*Required work:*
The records below must be output exactly, without pictures.

[Stored data entries]
============================================================

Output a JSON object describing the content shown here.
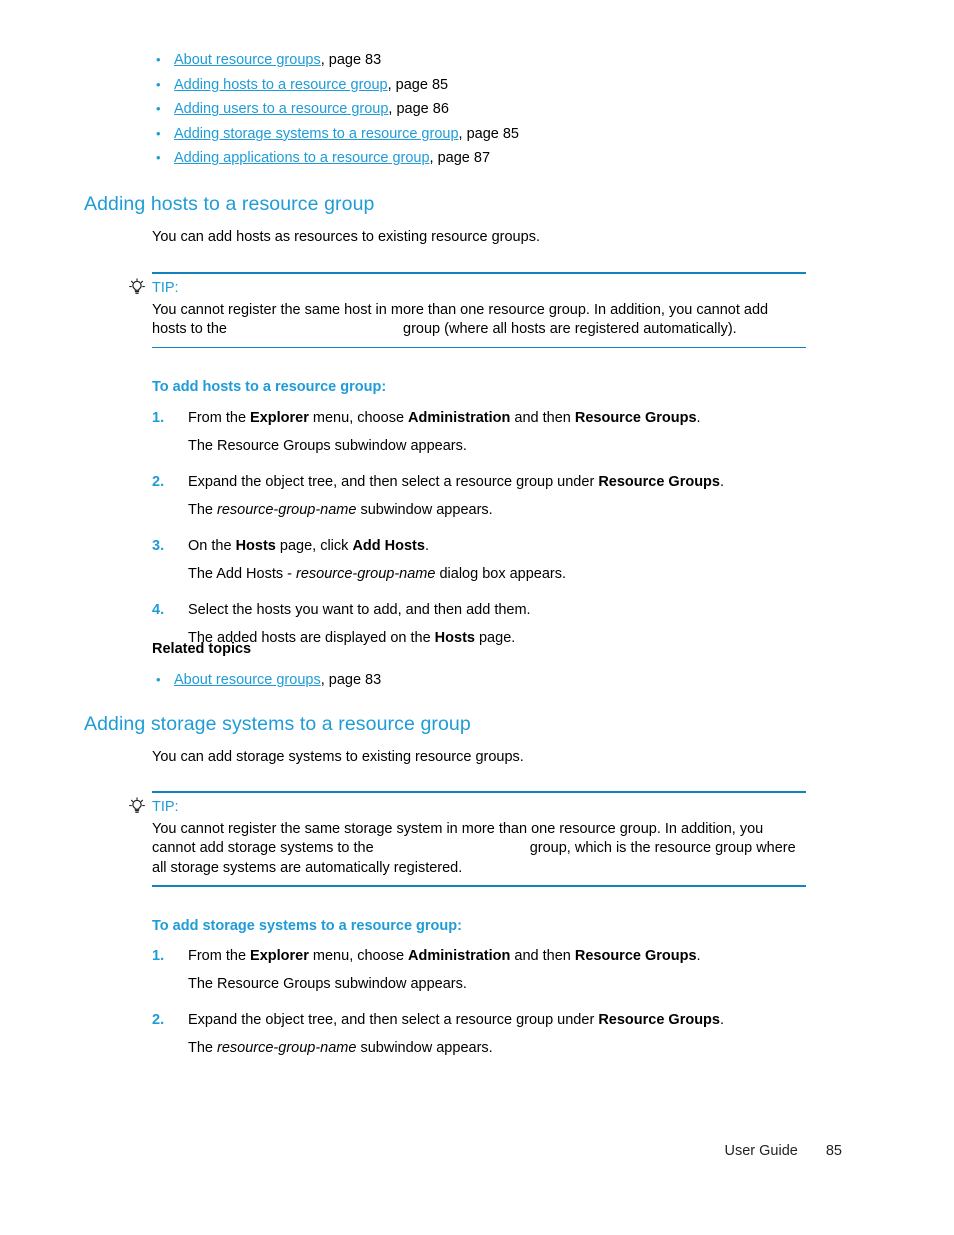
{
  "document": {
    "type": "user-guide-page",
    "accent_color": "#1f9cd7",
    "rule_color": "#1283bd",
    "text_color": "#000000",
    "background": "#ffffff"
  },
  "toc": {
    "items": [
      {
        "link": "About resource groups",
        "tail": ", page 83"
      },
      {
        "link": "Adding hosts to a resource group",
        "tail": ", page 85"
      },
      {
        "link": "Adding users to a resource group",
        "tail": ", page 86"
      },
      {
        "link": "Adding storage systems to a resource group",
        "tail": ", page 85"
      },
      {
        "link": "Adding applications to a resource group",
        "tail": ", page 87"
      }
    ],
    "bullet_glyph": "•"
  },
  "section_hosts": {
    "heading": "Adding hosts to a resource group",
    "intro": "You can add hosts as resources to existing resource groups.",
    "tip": {
      "icon": "lightbulb-icon",
      "label": "TIP:",
      "body_part1": "You cannot register the same host in more than one resource group. In addition, you cannot add hosts to the ",
      "body_part2": " group (where all hosts are registered automatically)."
    },
    "procedure_title": "To add hosts to a resource group:",
    "steps": [
      {
        "num": "1.",
        "text_before_bold1": "From the ",
        "bold1": "Explorer",
        "text_mid1": " menu, choose ",
        "bold2": "Administration",
        "text_mid2": " and then ",
        "bold3": "Resource Groups",
        "text_after": ".",
        "result": "The Resource Groups subwindow appears."
      },
      {
        "num": "2.",
        "text_before_bold1": "Expand the object tree, and then select a resource group under ",
        "bold1": "Resource Groups",
        "text_after": ".",
        "result_before_italic": "The ",
        "result_italic": "resource-group-name",
        "result_after": " subwindow appears."
      },
      {
        "num": "3.",
        "text_before_bold1": "On the ",
        "bold1": "Hosts",
        "text_mid1": " page, click ",
        "bold2": "Add Hosts",
        "text_after": ".",
        "result_before_italic": "The Add Hosts - ",
        "result_italic": "resource-group-name",
        "result_after": " dialog box appears."
      },
      {
        "num": "4.",
        "text_plain": "Select the hosts you want to add, and then add them.",
        "result_before_bold": "The added hosts are displayed on the ",
        "result_bold": "Hosts",
        "result_after": " page."
      }
    ],
    "related": {
      "title": "Related topics",
      "items": [
        {
          "link": "About resource groups",
          "tail": ", page 83"
        }
      ]
    }
  },
  "section_storage": {
    "heading": "Adding storage systems to a resource group",
    "intro": "You can add storage systems to existing resource groups.",
    "tip": {
      "icon": "lightbulb-icon",
      "label": "TIP:",
      "body_part1": "You cannot register the same storage system in more than one resource group. In addition, you cannot add storage systems to the ",
      "body_part2": " group, which is the resource group where all storage systems are automatically registered."
    },
    "procedure_title": "To add storage systems to a resource group:",
    "steps": [
      {
        "num": "1.",
        "text_before_bold1": "From the ",
        "bold1": "Explorer",
        "text_mid1": " menu, choose ",
        "bold2": "Administration",
        "text_mid2": " and then ",
        "bold3": "Resource Groups",
        "text_after": ".",
        "result": "The Resource Groups subwindow appears."
      },
      {
        "num": "2.",
        "text_before_bold1": "Expand the object tree, and then select a resource group under ",
        "bold1": "Resource Groups",
        "text_after": ".",
        "result_before_italic": "The ",
        "result_italic": "resource-group-name",
        "result_after": " subwindow appears."
      }
    ]
  },
  "footer": {
    "guide_label": "User Guide",
    "page_number": "85"
  }
}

============================================================

*Solution to the problem:*
Output a JSON object describing the content shown here.
{
  "document": {
    "type": "user-guide-page",
    "accent_color": "#1f9cd7",
    "rule_color": "#1283bd",
    "text_color": "#000000",
    "background": "#ffffff"
  },
  "toc": {
    "items": [
      {
        "link": "About resource groups",
        "tail": ", page 83"
      },
      {
        "link": "Adding hosts to a resource group",
        "tail": ", page 85"
      },
      {
        "link": "Adding users to a resource group",
        "tail": ", page 86"
      },
      {
        "link": "Adding storage systems to a resource group",
        "tail": ", page 85"
      },
      {
        "link": "Adding applications to a resource group",
        "tail": ", page 87"
      }
    ],
    "bullet_glyph": "•"
  },
  "section_hosts": {
    "heading": "Adding hosts to a resource group",
    "intro": "You can add hosts as resources to existing resource groups.",
    "tip": {
      "icon": "lightbulb-icon",
      "label": "TIP:",
      "body_part1": "You cannot register the same host in more than one resource group. In addition, you cannot add hosts to the ",
      "body_part2": " group (where all hosts are registered automatically)."
    },
    "procedure_title": "To add hosts to a resource group:",
    "steps": [
      {
        "num": "1.",
        "text_before_bold1": "From the ",
        "bold1": "Explorer",
        "text_mid1": " menu, choose ",
        "bold2": "Administration",
        "text_mid2": " and then ",
        "bold3": "Resource Groups",
        "text_after": ".",
        "result": "The Resource Groups subwindow appears."
      },
      {
        "num": "2.",
        "text_before_bold1": "Expand the object tree, and then select a resource group under ",
        "bold1": "Resource Groups",
        "text_after": ".",
        "result_before_italic": "The ",
        "result_italic": "resource-group-name",
        "result_after": " subwindow appears."
      },
      {
        "num": "3.",
        "text_before_bold1": "On the ",
        "bold1": "Hosts",
        "text_mid1": " page, click ",
        "bold2": "Add Hosts",
        "text_after": ".",
        "result_before_italic": "The Add Hosts - ",
        "result_italic": "resource-group-name",
        "result_after": " dialog box appears."
      },
      {
        "num": "4.",
        "text_plain": "Select the hosts you want to add, and then add them.",
        "result_before_bold": "The added hosts are displayed on the ",
        "result_bold": "Hosts",
        "result_after": " page."
      }
    ],
    "related": {
      "title": "Related topics",
      "items": [
        {
          "link": "About resource groups",
          "tail": ", page 83"
        }
      ]
    }
  },
  "section_storage": {
    "heading": "Adding storage systems to a resource group",
    "intro": "You can add storage systems to existing resource groups.",
    "tip": {
      "icon": "lightbulb-icon",
      "label": "TIP:",
      "body_part1": "You cannot register the same storage system in more than one resource group. In addition, you cannot add storage systems to the ",
      "body_part2": " group, which is the resource group where all storage systems are automatically registered."
    },
    "procedure_title": "To add storage systems to a resource group:",
    "steps": [
      {
        "num": "1.",
        "text_before_bold1": "From the ",
        "bold1": "Explorer",
        "text_mid1": " menu, choose ",
        "bold2": "Administration",
        "text_mid2": " and then ",
        "bold3": "Resource Groups",
        "text_after": ".",
        "result": "The Resource Groups subwindow appears."
      },
      {
        "num": "2.",
        "text_before_bold1": "Expand the object tree, and then select a resource group under ",
        "bold1": "Resource Groups",
        "text_after": ".",
        "result_before_italic": "The ",
        "result_italic": "resource-group-name",
        "result_after": " subwindow appears."
      }
    ]
  },
  "footer": {
    "guide_label": "User Guide",
    "page_number": "85"
  }
}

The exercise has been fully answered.